* [Directions]
Collect the lines of the entries where "this" shows up.

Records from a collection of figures
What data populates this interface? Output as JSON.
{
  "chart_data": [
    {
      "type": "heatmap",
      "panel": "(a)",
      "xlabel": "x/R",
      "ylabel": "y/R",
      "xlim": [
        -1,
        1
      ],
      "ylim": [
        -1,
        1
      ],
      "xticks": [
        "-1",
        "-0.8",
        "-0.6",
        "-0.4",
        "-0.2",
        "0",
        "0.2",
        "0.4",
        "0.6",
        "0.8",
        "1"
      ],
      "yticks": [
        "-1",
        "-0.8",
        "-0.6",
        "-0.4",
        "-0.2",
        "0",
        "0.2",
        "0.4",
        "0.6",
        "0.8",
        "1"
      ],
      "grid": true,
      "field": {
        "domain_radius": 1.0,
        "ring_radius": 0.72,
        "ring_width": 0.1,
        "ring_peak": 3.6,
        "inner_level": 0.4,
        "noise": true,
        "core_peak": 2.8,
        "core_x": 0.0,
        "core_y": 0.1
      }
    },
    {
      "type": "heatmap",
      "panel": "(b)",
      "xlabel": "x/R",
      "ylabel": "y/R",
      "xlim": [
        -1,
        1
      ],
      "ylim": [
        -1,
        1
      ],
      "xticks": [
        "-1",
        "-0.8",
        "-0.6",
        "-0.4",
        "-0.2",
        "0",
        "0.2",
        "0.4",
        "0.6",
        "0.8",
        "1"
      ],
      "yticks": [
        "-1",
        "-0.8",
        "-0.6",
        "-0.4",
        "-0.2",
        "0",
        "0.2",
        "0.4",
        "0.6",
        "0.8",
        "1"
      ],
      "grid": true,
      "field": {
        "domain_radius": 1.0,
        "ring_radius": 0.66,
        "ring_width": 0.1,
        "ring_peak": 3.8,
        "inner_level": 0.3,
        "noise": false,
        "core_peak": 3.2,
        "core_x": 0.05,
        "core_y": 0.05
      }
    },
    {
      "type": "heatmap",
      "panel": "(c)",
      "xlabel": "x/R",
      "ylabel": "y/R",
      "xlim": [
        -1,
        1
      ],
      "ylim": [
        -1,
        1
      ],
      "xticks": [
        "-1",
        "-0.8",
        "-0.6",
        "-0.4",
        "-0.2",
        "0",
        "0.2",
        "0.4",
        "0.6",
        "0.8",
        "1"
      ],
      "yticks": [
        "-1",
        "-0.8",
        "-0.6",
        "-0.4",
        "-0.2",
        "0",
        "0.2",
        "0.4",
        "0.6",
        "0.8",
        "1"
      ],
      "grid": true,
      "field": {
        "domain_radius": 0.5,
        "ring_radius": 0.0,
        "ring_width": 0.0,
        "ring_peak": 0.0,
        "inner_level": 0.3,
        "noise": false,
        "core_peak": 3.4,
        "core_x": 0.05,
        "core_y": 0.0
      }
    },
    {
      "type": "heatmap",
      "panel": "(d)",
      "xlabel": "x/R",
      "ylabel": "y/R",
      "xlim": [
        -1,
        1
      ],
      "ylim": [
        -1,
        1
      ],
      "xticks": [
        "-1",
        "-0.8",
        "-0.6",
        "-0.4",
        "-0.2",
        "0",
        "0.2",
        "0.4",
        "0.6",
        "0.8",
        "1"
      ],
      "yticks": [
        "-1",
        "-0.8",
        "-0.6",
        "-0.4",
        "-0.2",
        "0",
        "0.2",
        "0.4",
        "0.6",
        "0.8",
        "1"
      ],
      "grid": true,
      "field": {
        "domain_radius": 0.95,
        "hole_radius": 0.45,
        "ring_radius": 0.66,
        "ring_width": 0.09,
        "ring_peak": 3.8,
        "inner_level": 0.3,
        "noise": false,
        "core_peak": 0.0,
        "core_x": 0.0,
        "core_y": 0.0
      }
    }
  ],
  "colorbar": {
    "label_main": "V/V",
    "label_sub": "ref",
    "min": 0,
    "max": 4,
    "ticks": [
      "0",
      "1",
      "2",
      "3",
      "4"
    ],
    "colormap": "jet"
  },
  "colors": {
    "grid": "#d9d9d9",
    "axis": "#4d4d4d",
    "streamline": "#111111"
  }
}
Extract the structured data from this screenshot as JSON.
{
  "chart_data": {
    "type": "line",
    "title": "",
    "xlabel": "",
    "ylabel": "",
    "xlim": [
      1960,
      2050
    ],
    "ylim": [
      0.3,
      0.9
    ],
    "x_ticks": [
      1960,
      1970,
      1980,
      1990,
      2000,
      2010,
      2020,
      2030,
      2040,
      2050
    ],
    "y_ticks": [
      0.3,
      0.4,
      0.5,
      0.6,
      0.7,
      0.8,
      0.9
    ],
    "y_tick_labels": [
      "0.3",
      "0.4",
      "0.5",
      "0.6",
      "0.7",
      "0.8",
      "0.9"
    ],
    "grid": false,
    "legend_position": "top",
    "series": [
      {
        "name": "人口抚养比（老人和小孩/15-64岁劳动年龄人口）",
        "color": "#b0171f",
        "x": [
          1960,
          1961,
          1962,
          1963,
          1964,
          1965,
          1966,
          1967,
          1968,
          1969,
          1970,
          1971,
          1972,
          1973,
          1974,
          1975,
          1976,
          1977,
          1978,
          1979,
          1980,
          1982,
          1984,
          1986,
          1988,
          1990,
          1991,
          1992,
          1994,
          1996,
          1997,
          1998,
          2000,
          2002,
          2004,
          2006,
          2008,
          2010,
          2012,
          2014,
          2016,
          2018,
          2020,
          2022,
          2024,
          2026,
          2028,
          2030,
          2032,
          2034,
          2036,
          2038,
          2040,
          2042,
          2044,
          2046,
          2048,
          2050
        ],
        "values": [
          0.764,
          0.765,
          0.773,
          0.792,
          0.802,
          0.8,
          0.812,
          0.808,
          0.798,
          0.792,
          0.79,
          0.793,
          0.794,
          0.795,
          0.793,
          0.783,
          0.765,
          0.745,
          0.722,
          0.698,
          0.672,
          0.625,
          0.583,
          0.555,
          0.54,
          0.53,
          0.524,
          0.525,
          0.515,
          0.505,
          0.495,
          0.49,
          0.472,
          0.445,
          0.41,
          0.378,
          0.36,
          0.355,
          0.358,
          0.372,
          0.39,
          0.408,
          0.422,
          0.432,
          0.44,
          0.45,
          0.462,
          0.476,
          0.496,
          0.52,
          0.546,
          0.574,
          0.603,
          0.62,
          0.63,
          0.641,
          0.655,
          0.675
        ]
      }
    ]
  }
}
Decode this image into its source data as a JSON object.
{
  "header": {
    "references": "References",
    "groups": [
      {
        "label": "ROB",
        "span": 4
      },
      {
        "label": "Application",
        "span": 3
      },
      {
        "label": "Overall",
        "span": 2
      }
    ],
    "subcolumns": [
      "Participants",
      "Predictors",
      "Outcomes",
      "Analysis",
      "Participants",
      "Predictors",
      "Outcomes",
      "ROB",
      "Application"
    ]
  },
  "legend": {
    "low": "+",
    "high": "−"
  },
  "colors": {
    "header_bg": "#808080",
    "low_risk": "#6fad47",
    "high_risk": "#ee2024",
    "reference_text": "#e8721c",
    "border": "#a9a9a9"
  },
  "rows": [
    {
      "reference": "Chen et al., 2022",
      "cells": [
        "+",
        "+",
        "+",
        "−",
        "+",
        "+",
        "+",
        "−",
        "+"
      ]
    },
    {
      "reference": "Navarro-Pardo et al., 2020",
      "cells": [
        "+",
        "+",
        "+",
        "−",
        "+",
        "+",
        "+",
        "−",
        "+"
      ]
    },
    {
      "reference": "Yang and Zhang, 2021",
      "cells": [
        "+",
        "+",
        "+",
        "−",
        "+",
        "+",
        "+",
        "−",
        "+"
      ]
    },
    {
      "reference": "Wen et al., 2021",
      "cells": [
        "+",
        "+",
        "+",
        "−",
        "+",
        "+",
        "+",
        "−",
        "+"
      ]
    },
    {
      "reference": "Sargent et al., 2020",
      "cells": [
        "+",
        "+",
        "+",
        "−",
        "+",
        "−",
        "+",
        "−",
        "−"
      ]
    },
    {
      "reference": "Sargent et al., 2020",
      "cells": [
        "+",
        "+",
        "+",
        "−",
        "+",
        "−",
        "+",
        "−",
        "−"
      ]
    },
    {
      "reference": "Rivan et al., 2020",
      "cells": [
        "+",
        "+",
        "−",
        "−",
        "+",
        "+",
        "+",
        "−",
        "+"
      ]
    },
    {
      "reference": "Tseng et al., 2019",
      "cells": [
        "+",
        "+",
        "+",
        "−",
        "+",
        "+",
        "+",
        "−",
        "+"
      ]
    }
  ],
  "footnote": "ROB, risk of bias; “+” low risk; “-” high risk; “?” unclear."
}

* [Final answer]
What data populates this interface? Output as JSON.
Extract the structured data from this screenshot as JSON.
Decode this image into its source data as a JSON object.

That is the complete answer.